Stored entries
-- START --

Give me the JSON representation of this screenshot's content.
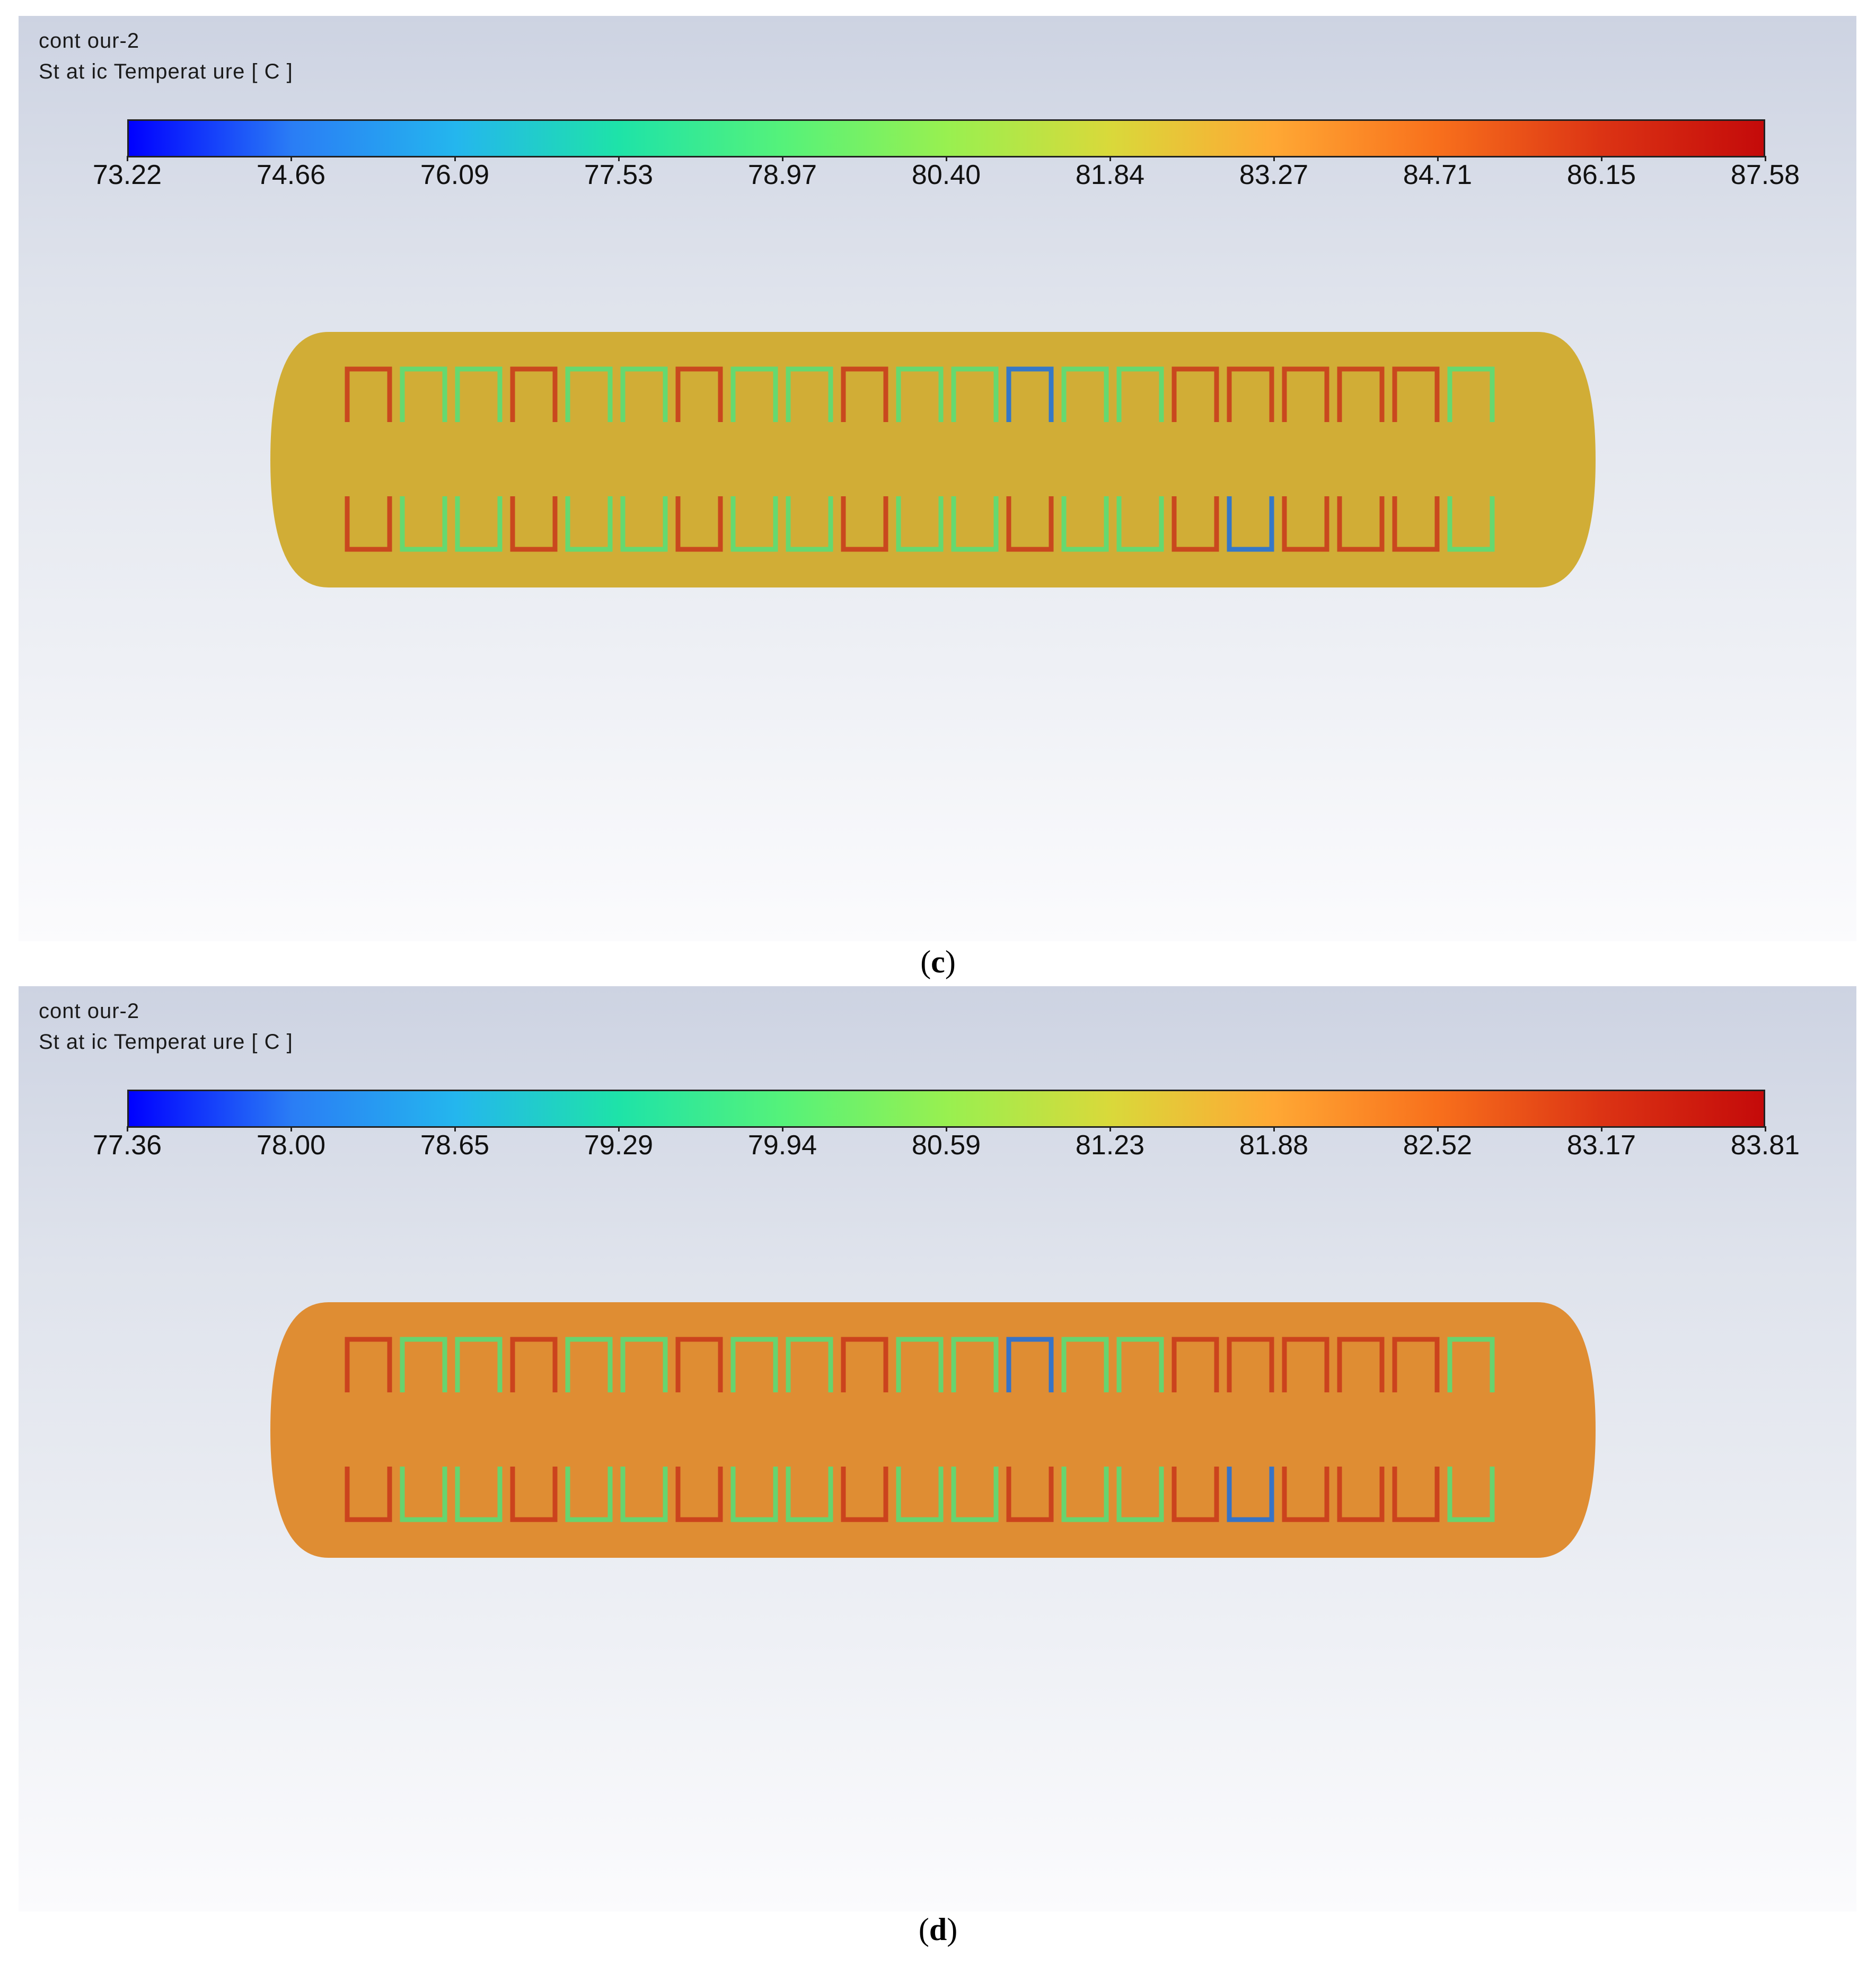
{
  "panels": [
    {
      "id": "c",
      "title_line1": "cont our-2",
      "title_line2": "St at ic Temperat ure [ C ]",
      "colorbar_ticks": [
        "73.22",
        "74.66",
        "76.09",
        "77.53",
        "78.97",
        "80.40",
        "81.84",
        "83.27",
        "84.71",
        "86.15",
        "87.58"
      ],
      "body_color": "#d1ad36",
      "caption_open": "(",
      "caption_letter": "c",
      "caption_close": ")"
    },
    {
      "id": "d",
      "title_line1": "cont our-2",
      "title_line2": "St at ic Temperat ure [ C ]",
      "colorbar_ticks": [
        "77.36",
        "78.00",
        "78.65",
        "79.29",
        "79.94",
        "80.59",
        "81.23",
        "81.88",
        "82.52",
        "83.17",
        "83.81"
      ],
      "body_color": "#df8d33",
      "caption_open": "(",
      "caption_letter": "d",
      "caption_close": ")"
    }
  ],
  "colors": {
    "colormap": [
      "#0000ff",
      "#2a7df5",
      "#24b6ee",
      "#1ee3a8",
      "#55f27a",
      "#98f050",
      "#d9d93a",
      "#ffa834",
      "#f8701c",
      "#dc3414",
      "#c40a0a"
    ],
    "panel_background_top": "#cdd3e2",
    "panel_background_bottom": "#fbfbfd",
    "channel_cool": "#52e07a",
    "channel_cold": "#1a6fe0",
    "channel_hot": "#c8361a"
  }
}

-- END --

Work instructions:
Reproduce the material in full, word for word, and omit the pictures.

Solved problem:
Give me the JSON representation of this screenshot's content.
{
  "panels": [
    {
      "id": "c",
      "title_line1": "cont our-2",
      "title_line2": "St at ic Temperat ure [ C ]",
      "colorbar_ticks": [
        "73.22",
        "74.66",
        "76.09",
        "77.53",
        "78.97",
        "80.40",
        "81.84",
        "83.27",
        "84.71",
        "86.15",
        "87.58"
      ],
      "body_color": "#d1ad36",
      "caption_open": "(",
      "caption_letter": "c",
      "caption_close": ")"
    },
    {
      "id": "d",
      "title_line1": "cont our-2",
      "title_line2": "St at ic Temperat ure [ C ]",
      "colorbar_ticks": [
        "77.36",
        "78.00",
        "78.65",
        "79.29",
        "79.94",
        "80.59",
        "81.23",
        "81.88",
        "82.52",
        "83.17",
        "83.81"
      ],
      "body_color": "#df8d33",
      "caption_open": "(",
      "caption_letter": "d",
      "caption_close": ")"
    }
  ],
  "colors": {
    "colormap": [
      "#0000ff",
      "#2a7df5",
      "#24b6ee",
      "#1ee3a8",
      "#55f27a",
      "#98f050",
      "#d9d93a",
      "#ffa834",
      "#f8701c",
      "#dc3414",
      "#c40a0a"
    ],
    "panel_background_top": "#cdd3e2",
    "panel_background_bottom": "#fbfbfd",
    "channel_cool": "#52e07a",
    "channel_cold": "#1a6fe0",
    "channel_hot": "#c8361a"
  }
}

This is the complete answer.